*Problem requirements:* Look for "moderate" in each line of the entries, and return the matching lines.

*Records supplied:*
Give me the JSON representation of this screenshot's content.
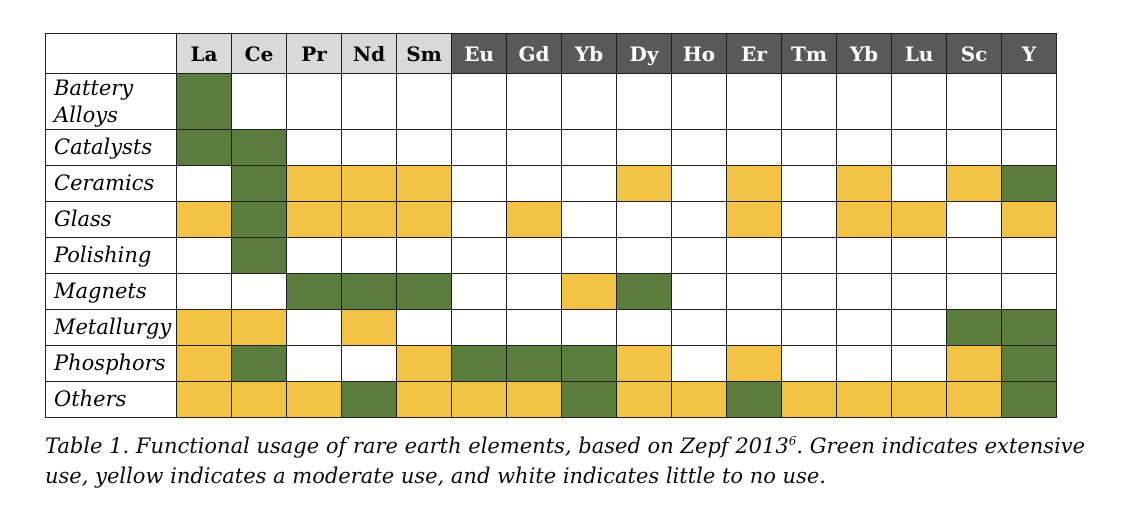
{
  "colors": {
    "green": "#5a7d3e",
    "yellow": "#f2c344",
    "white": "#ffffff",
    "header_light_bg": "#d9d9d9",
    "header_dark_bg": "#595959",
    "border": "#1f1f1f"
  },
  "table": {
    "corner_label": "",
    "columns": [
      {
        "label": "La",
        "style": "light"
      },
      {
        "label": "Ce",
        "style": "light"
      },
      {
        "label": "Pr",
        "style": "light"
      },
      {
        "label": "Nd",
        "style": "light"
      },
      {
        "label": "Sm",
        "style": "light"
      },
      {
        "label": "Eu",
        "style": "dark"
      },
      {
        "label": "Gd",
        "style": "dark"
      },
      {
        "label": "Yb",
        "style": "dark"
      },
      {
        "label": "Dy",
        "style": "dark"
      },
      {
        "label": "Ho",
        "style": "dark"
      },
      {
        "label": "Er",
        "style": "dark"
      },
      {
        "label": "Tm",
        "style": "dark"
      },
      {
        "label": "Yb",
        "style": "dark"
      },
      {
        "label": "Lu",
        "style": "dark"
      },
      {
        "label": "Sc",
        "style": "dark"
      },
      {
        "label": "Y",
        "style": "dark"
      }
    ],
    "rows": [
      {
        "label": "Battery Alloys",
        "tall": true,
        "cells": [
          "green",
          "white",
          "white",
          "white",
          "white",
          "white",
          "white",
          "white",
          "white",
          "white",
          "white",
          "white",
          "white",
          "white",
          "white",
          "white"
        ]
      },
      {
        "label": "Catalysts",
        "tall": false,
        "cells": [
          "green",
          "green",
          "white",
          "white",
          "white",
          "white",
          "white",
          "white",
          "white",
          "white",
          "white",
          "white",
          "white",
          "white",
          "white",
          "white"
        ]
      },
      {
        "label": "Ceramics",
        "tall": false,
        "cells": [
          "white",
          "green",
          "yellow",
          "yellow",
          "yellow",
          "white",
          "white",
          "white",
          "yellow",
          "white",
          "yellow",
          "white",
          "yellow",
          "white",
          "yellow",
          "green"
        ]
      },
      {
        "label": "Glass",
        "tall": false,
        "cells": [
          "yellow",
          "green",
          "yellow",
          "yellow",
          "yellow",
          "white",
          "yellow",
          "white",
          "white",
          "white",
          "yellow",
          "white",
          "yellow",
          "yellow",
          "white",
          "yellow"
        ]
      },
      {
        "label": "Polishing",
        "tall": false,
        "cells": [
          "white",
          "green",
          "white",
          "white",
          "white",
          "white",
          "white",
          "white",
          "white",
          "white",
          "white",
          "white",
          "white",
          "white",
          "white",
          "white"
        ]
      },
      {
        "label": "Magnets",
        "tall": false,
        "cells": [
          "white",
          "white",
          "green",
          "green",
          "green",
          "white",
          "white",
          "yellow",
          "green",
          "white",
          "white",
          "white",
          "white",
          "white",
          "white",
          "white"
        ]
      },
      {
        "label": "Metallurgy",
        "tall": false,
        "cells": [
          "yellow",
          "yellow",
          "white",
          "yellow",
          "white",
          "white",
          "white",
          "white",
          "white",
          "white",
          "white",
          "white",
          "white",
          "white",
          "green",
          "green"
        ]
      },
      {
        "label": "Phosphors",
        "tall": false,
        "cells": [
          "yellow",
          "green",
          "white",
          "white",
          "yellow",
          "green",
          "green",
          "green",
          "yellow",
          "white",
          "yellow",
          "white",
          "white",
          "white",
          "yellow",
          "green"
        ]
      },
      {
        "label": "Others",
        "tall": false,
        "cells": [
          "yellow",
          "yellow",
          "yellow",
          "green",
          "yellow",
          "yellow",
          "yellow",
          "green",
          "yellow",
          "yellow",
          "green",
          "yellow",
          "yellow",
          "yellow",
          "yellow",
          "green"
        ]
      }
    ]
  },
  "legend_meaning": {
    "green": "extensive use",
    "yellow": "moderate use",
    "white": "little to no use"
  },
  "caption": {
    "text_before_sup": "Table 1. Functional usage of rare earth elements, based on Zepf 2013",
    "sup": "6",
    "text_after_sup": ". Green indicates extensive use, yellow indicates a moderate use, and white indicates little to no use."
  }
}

* * *

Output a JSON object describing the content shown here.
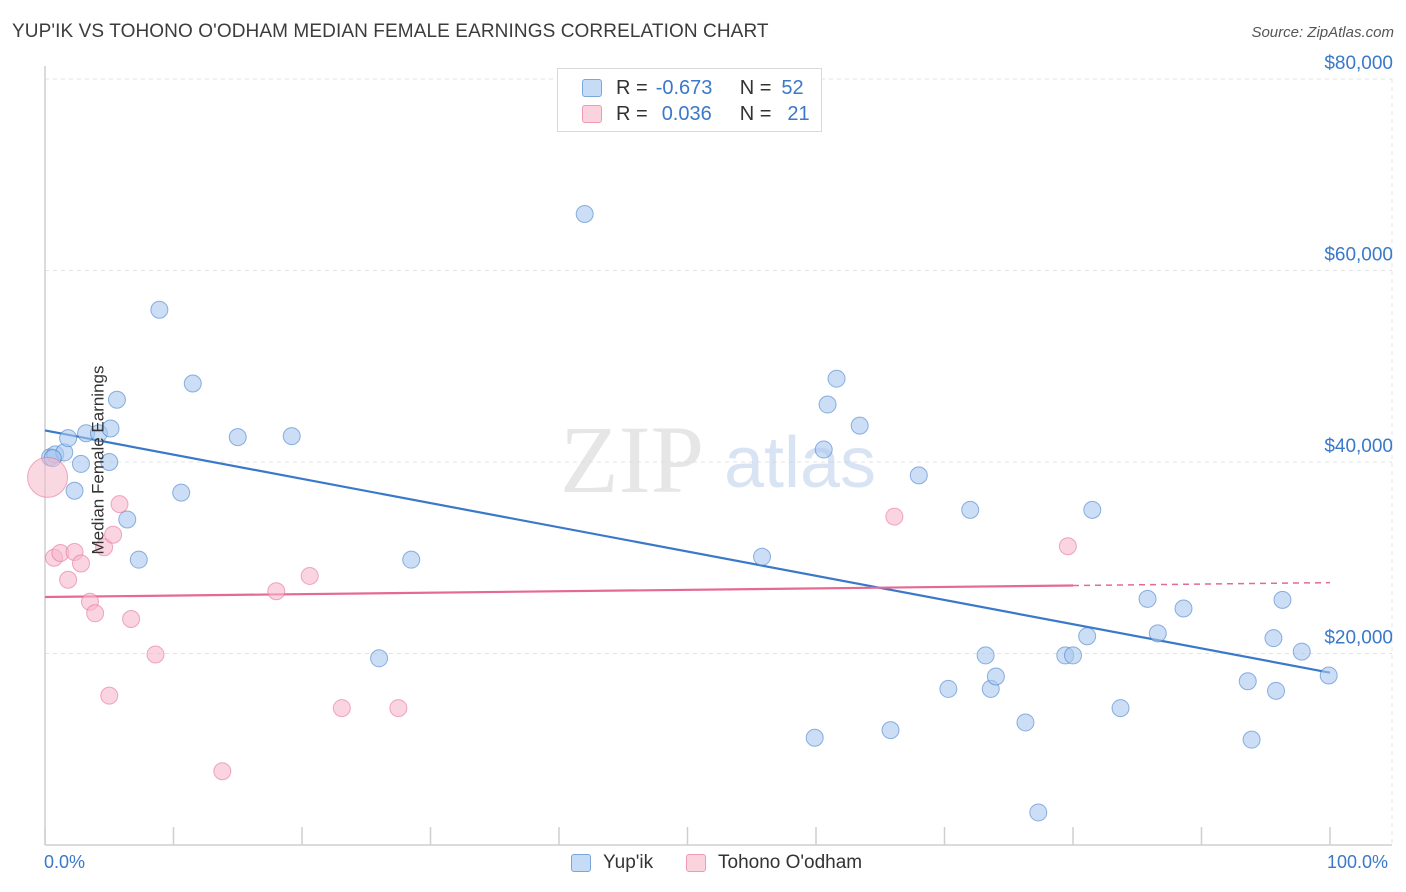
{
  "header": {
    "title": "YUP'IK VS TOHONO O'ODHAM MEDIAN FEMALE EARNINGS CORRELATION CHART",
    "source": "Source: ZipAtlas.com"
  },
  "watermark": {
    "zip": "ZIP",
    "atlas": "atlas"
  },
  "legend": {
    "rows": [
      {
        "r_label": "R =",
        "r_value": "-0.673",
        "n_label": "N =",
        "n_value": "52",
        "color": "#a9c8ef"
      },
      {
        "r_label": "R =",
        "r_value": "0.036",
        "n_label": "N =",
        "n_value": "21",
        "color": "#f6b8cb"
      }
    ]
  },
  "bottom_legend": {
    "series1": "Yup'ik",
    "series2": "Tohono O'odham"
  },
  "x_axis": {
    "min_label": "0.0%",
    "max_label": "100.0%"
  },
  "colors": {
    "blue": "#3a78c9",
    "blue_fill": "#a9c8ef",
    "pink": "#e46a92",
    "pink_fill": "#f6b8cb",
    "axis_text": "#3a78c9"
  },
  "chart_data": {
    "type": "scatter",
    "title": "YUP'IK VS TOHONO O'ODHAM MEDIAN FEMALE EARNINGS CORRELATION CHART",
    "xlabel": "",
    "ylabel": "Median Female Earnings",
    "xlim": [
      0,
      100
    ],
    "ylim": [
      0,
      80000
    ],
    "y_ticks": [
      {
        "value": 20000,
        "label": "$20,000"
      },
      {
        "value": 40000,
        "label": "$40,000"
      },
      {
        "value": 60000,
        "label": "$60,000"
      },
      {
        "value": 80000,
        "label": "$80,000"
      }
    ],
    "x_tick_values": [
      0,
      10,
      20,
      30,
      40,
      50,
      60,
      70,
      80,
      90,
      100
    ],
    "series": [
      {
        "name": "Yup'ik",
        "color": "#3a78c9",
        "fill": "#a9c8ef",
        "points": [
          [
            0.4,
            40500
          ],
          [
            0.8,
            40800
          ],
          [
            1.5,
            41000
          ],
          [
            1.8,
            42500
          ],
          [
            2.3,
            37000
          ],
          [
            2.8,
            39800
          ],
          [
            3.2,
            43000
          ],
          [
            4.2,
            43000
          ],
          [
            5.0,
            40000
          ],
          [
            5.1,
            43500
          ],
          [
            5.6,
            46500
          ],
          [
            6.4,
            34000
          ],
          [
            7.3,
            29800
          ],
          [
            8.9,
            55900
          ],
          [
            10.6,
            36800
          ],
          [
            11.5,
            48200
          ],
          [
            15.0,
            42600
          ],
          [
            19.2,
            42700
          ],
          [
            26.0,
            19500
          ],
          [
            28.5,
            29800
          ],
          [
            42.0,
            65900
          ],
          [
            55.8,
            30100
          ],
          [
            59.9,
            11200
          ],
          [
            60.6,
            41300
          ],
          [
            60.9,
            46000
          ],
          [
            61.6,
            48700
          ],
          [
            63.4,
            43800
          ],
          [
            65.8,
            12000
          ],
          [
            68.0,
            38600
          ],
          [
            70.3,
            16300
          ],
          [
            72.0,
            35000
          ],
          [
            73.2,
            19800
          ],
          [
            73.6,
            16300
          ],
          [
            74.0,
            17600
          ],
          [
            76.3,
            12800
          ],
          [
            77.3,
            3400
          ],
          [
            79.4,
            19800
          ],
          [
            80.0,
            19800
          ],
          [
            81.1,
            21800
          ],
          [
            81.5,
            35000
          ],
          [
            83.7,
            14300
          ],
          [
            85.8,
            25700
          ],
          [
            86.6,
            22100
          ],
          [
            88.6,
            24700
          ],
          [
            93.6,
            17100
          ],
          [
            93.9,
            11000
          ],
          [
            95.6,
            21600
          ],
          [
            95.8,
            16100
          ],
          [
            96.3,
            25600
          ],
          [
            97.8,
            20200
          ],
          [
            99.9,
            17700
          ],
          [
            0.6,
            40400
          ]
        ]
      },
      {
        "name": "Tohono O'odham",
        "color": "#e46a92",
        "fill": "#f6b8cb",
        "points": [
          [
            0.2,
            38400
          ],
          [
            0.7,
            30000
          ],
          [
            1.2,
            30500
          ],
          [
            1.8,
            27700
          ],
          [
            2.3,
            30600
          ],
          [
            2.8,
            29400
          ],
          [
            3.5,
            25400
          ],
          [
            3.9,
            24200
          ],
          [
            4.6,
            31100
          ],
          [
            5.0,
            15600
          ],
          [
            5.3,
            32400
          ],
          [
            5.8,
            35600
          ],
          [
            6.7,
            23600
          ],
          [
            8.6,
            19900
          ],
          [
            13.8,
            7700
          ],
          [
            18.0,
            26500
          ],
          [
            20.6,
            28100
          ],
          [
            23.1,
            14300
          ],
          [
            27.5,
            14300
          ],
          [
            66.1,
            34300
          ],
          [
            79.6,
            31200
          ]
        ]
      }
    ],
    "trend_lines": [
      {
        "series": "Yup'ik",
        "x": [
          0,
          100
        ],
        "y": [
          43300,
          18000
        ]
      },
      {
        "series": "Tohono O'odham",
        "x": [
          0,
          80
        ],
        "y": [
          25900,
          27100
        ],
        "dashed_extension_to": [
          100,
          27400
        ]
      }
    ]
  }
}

*Correct answer:*
    "yellow": "moderate use",
    "text_after_sup": ". Green indicates extensive use, yellow indicates a moderate use, and white indicates little to no use."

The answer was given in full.